Dataset excerpt:
>> START
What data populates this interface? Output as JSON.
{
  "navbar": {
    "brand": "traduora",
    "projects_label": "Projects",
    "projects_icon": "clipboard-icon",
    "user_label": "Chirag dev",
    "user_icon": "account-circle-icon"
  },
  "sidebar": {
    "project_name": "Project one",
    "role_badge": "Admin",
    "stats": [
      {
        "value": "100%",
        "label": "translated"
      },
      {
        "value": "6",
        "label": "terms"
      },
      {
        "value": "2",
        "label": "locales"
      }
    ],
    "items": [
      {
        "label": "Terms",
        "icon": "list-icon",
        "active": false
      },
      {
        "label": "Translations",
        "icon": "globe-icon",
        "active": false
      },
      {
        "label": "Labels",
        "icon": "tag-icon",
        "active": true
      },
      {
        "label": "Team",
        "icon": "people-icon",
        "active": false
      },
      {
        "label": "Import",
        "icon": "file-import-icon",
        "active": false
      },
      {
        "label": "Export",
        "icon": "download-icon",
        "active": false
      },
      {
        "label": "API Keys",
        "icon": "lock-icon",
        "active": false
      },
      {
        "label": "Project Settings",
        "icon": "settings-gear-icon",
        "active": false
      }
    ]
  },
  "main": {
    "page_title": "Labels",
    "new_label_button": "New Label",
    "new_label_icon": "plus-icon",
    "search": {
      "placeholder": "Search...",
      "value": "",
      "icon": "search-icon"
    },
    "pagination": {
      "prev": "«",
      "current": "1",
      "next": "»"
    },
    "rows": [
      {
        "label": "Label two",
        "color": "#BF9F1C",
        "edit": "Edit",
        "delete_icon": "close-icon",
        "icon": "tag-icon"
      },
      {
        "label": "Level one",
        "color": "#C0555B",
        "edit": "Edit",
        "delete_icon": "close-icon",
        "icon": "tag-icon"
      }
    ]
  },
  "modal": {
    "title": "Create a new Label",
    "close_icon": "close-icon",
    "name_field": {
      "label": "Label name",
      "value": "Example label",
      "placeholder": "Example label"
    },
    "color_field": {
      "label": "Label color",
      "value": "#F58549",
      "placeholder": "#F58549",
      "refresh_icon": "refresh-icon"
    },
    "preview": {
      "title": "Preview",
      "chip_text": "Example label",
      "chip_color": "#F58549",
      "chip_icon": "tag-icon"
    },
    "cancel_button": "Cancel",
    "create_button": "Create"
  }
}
>> END
What is the number of lines that contain "value"? Reply with that number alone.

6